When you are visiting a friend living in an estate the experience can be quite different depending on which estate you are going into. Some estates ask you to write down your name and id on a piece of paper. Some use a sort of scanner device, that you don’t really know what it does or how it works. So lets clear the air a bit?

The information obtained at the gate

Normally the first thing an estate will acquire from you is your car image. As you approach the gate, there are normally many cameras that will pick you up coming in and leaving. Now the reasons for this can be many, including making sure they have a log of all the cars coming in exiting in case any incidents take place.

Another reason is that some not all, of the cameras, are licence plate recognition cameras, and can recognise your number plate and input it into a system to see if the plate belongs to a stolen car and who that plate belongs to now. Which sounds like a scary thing, and it is, but it’s far less scary as long as you aren’t someone who has stolen a car.

When you pull up to the gate if they are using paper as a capture system, they will probably ask for your name, and phone number and id. Now this information sitting on a piece of paper is quite useless. Because the use of paper-based capture systems takes so long to try and find relevant information. Whereas with an electronic system, searching for the time and date can be very easy.

When the guards at the gate scan your licence disk and drivers license, the device is comparing that data to government records to find out if your license is expired, where you live, what your name is, what type of car is the license for, what is the correct number plate for that car. Now that sounds a lot scarier, and it is. Because if a system like this is compromised, a lot of that information can be stolen by the attackers.

Systems from Identiscan have secure built and managed servers to make sure the data captured from the visitors at the gate remains secure and encrypted from outside attackers.

Cameras and electric fences

One thing that many people have seen about estates are the electric fences that surround them and the cameras that go along with them. Now here is a question for you, how do guards know which camera to look at when the alarm goes off? Well, Hikvision camera systems have a neat feature built into the DVR. Where each camera can be linked up to an alarm system output and when that alarm zone is triggered the control room which you are with, will get a notification. That notification will include a 5 seconds before and after a video clip from that camera that is nearest to that zone.

--- Record excerpts ---

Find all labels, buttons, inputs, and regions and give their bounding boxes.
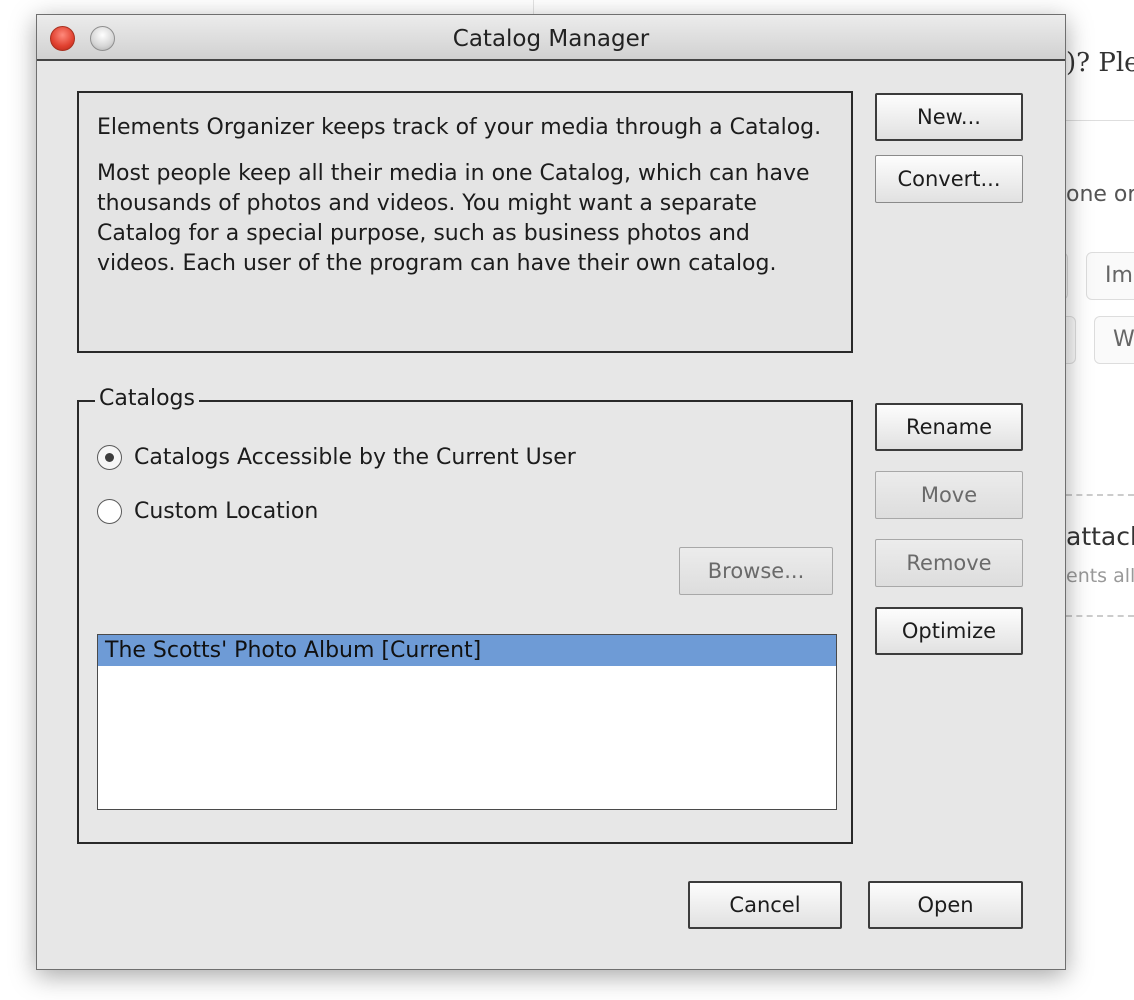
rename-button[interactable]: Rename xyxy=(875,403,1023,451)
dialog-content: Elements Organizer keeps track of your m… xyxy=(37,61,1065,969)
optimize-button[interactable]: Optimize xyxy=(875,607,1023,655)
background-import-button: Imp xyxy=(1086,252,1134,300)
move-button[interactable]: Move xyxy=(875,471,1023,519)
info-box: Elements Organizer keeps track of your m… xyxy=(77,91,853,353)
info-paragraph-2: Most people keep all their media in one … xyxy=(97,161,810,276)
catalog-list[interactable]: The Scotts' Photo Album [Current] xyxy=(97,634,837,810)
new-button[interactable]: New... xyxy=(875,93,1023,141)
background-attach-text: attach xyxy=(1066,522,1134,551)
radio-custom-location[interactable]: Custom Location xyxy=(97,496,318,526)
remove-button[interactable]: Remove xyxy=(875,539,1023,587)
browse-button[interactable]: Browse... xyxy=(679,547,833,595)
radio-current-user-label[interactable]: Catalogs Accessible by the Current User xyxy=(134,445,576,470)
background-rule xyxy=(1066,120,1134,121)
background-hint-text: ents all xyxy=(1066,565,1134,587)
open-button[interactable]: Open xyxy=(868,881,1023,929)
background-question-text: )? Ple xyxy=(1066,48,1134,78)
background-text: one or xyxy=(1066,182,1134,207)
catalog-list-item[interactable]: The Scotts' Photo Album [Current] xyxy=(98,635,836,666)
background-dashed-rule-2 xyxy=(1066,615,1134,617)
catalogs-legend: Catalogs xyxy=(95,384,199,414)
radio-current-user[interactable]: Catalogs Accessible by the Current User xyxy=(97,442,576,472)
background-w-button: W xyxy=(1094,316,1134,364)
cancel-button[interactable]: Cancel xyxy=(688,881,842,929)
catalog-manager-dialog: Catalog Manager Elements Organizer keeps… xyxy=(36,14,1066,970)
info-paragraph-1: Elements Organizer keeps track of your m… xyxy=(97,115,822,140)
radio-custom-location-indicator[interactable] xyxy=(97,498,122,524)
background-dashed-rule xyxy=(1066,494,1134,496)
window-title: Catalog Manager xyxy=(452,26,650,52)
radio-current-user-indicator[interactable] xyxy=(97,444,122,470)
title-bar[interactable]: Catalog Manager xyxy=(37,15,1065,61)
convert-button[interactable]: Convert... xyxy=(875,155,1023,203)
catalogs-group: Catalogs Catalogs Accessible by the Curr… xyxy=(77,384,853,844)
radio-custom-location-label[interactable]: Custom Location xyxy=(134,499,318,524)
background-divider xyxy=(533,0,534,14)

--- Problems to work on ---
1 – Answer these from the estate security article:
(a) Besides their name, what do some estates ask visitors to write on a piece of paper?
(b) What does the scanning device compare licence disk and driver's license data to?
(c) Which camera systems have an alarm-linking feature built into the DVR?
2 – Write out the part of the estate security article starting with "When you are" and going on through "the air a bit?".
3 – The estate security article names what the scanning device finds out when it compares visitor data to government records. List each of those things.
The entries play no part in these tasks.

--- Responses to the exercise ---
1 –
(a) Their id.
(b) Government records.
(c) Hikvision camera systems.

2 –
When you are visiting a friend living in an estate the experience can be quite different depending on which estate you are going into. Some estates ask you to write down your name and id on a piece of paper. Some use a sort of scanner device, that you don’t really know what it does or how it works. So lets clear the air a bit?

3 –
- Whether your license is expired
- Where you live
- What your name is
- What type of car the license is for
- What the correct number plate for that car is